* **Task description**
Exact reproduction of the data is required, with images excluded.

* **Records**

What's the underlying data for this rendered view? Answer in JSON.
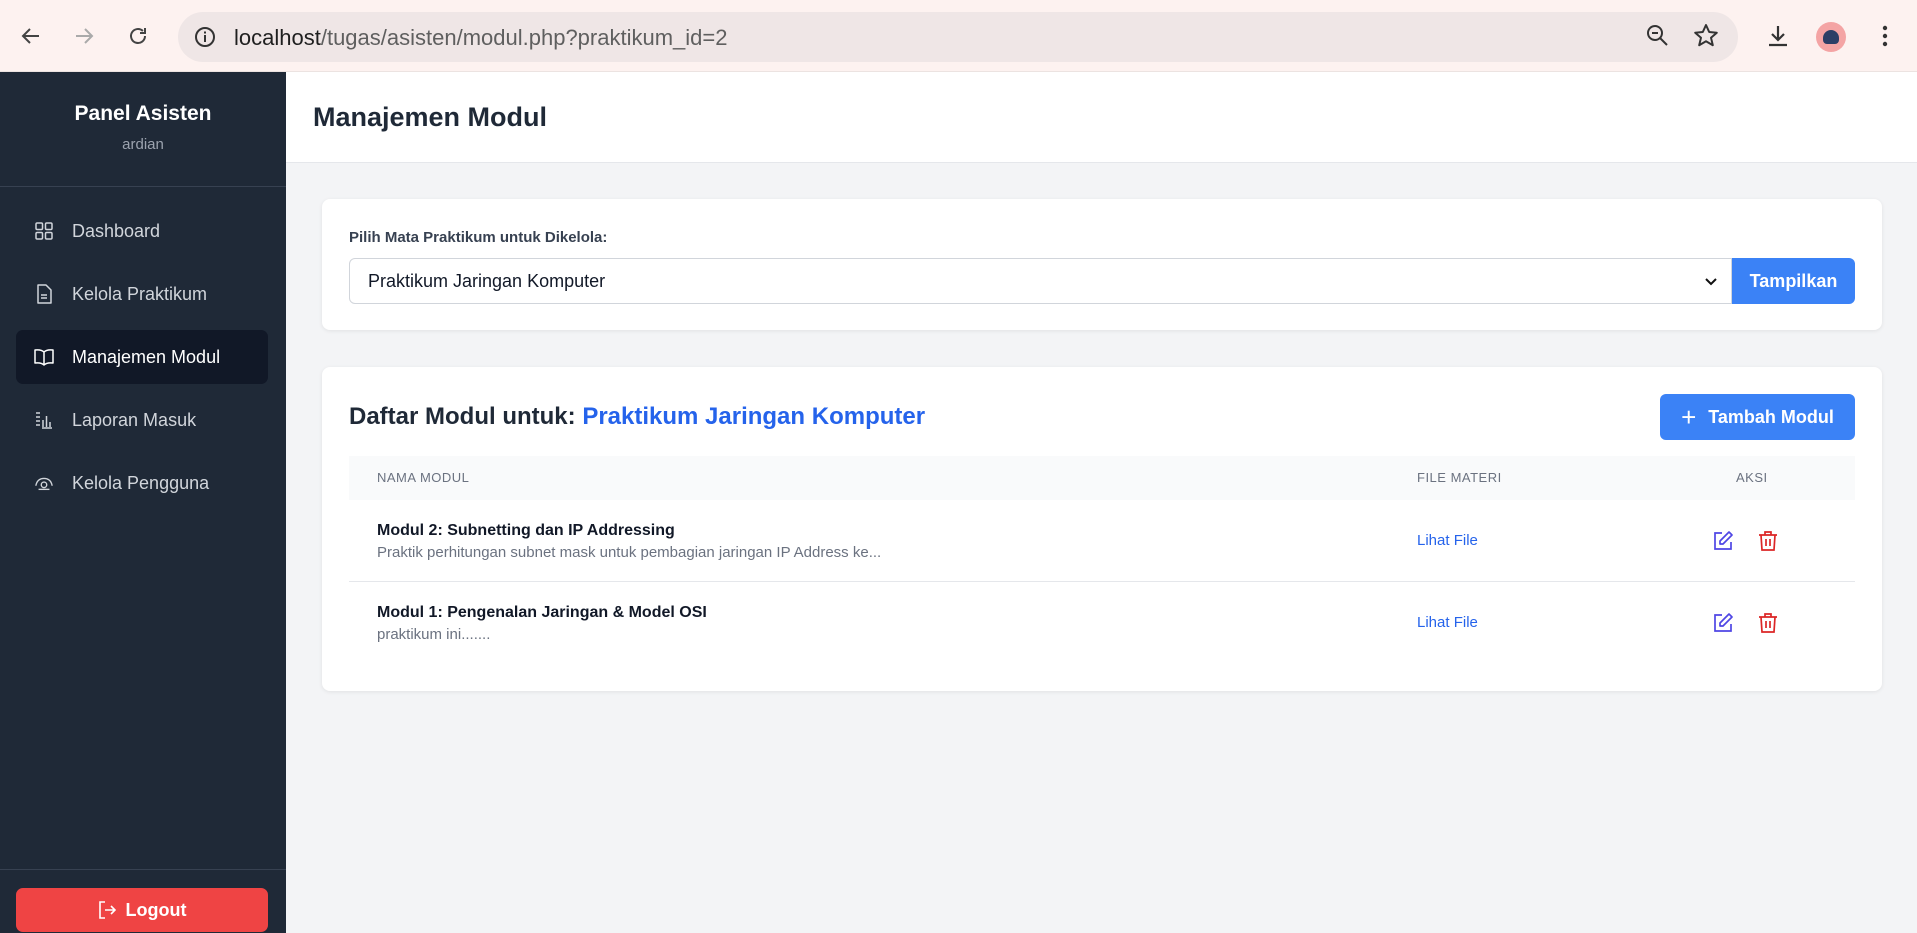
{
  "browser": {
    "url_host": "localhost",
    "url_path": "/tugas/asisten/modul.php?praktikum_id=2"
  },
  "sidebar": {
    "title": "Panel Asisten",
    "username": "ardian",
    "items": [
      {
        "label": "Dashboard",
        "icon": "grid-icon"
      },
      {
        "label": "Kelola Praktikum",
        "icon": "document-icon"
      },
      {
        "label": "Manajemen Modul",
        "icon": "book-open-icon",
        "active": true
      },
      {
        "label": "Laporan Masuk",
        "icon": "report-list-icon"
      },
      {
        "label": "Kelola Pengguna",
        "icon": "users-icon"
      }
    ],
    "logout_label": "Logout"
  },
  "header": {
    "title": "Manajemen Modul"
  },
  "selector": {
    "label": "Pilih Mata Praktikum untuk Dikelola:",
    "selected": "Praktikum Jaringan Komputer",
    "button_label": "Tampilkan"
  },
  "module_list": {
    "title_prefix": "Daftar Modul untuk:",
    "praktikum_name": "Praktikum Jaringan Komputer",
    "add_button_label": "Tambah Modul",
    "columns": [
      "NAMA MODUL",
      "FILE MATERI",
      "AKSI"
    ],
    "rows": [
      {
        "title": "Modul 2: Subnetting dan IP Addressing",
        "description": "Praktik perhitungan subnet mask untuk pembagian jaringan IP Address ke...",
        "file_link": "Lihat File"
      },
      {
        "title": "Modul 1: Pengenalan Jaringan & Model OSI",
        "description": "praktikum ini.......",
        "file_link": "Lihat File"
      }
    ]
  },
  "colors": {
    "sidebar_bg": "#1f2937",
    "primary": "#3b82f6",
    "danger": "#ef4444",
    "link": "#2563eb",
    "edit_icon": "#4f46e5",
    "delete_icon": "#dc2626"
  }
}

* **Expected answer**
What's the underlying data for this rendered view? Answer in JSON.
{
  "browser": {
    "url_host": "localhost",
    "url_path": "/tugas/asisten/modul.php?praktikum_id=2"
  },
  "sidebar": {
    "title": "Panel Asisten",
    "username": "ardian",
    "items": [
      {
        "label": "Dashboard",
        "icon": "grid-icon"
      },
      {
        "label": "Kelola Praktikum",
        "icon": "document-icon"
      },
      {
        "label": "Manajemen Modul",
        "icon": "book-open-icon",
        "active": true
      },
      {
        "label": "Laporan Masuk",
        "icon": "report-list-icon"
      },
      {
        "label": "Kelola Pengguna",
        "icon": "users-icon"
      }
    ],
    "logout_label": "Logout"
  },
  "header": {
    "title": "Manajemen Modul"
  },
  "selector": {
    "label": "Pilih Mata Praktikum untuk Dikelola:",
    "selected": "Praktikum Jaringan Komputer",
    "button_label": "Tampilkan"
  },
  "module_list": {
    "title_prefix": "Daftar Modul untuk:",
    "praktikum_name": "Praktikum Jaringan Komputer",
    "add_button_label": "Tambah Modul",
    "columns": [
      "NAMA MODUL",
      "FILE MATERI",
      "AKSI"
    ],
    "rows": [
      {
        "title": "Modul 2: Subnetting dan IP Addressing",
        "description": "Praktik perhitungan subnet mask untuk pembagian jaringan IP Address ke...",
        "file_link": "Lihat File"
      },
      {
        "title": "Modul 1: Pengenalan Jaringan & Model OSI",
        "description": "praktikum ini.......",
        "file_link": "Lihat File"
      }
    ]
  },
  "colors": {
    "sidebar_bg": "#1f2937",
    "primary": "#3b82f6",
    "danger": "#ef4444",
    "link": "#2563eb",
    "edit_icon": "#4f46e5",
    "delete_icon": "#dc2626"
  }
}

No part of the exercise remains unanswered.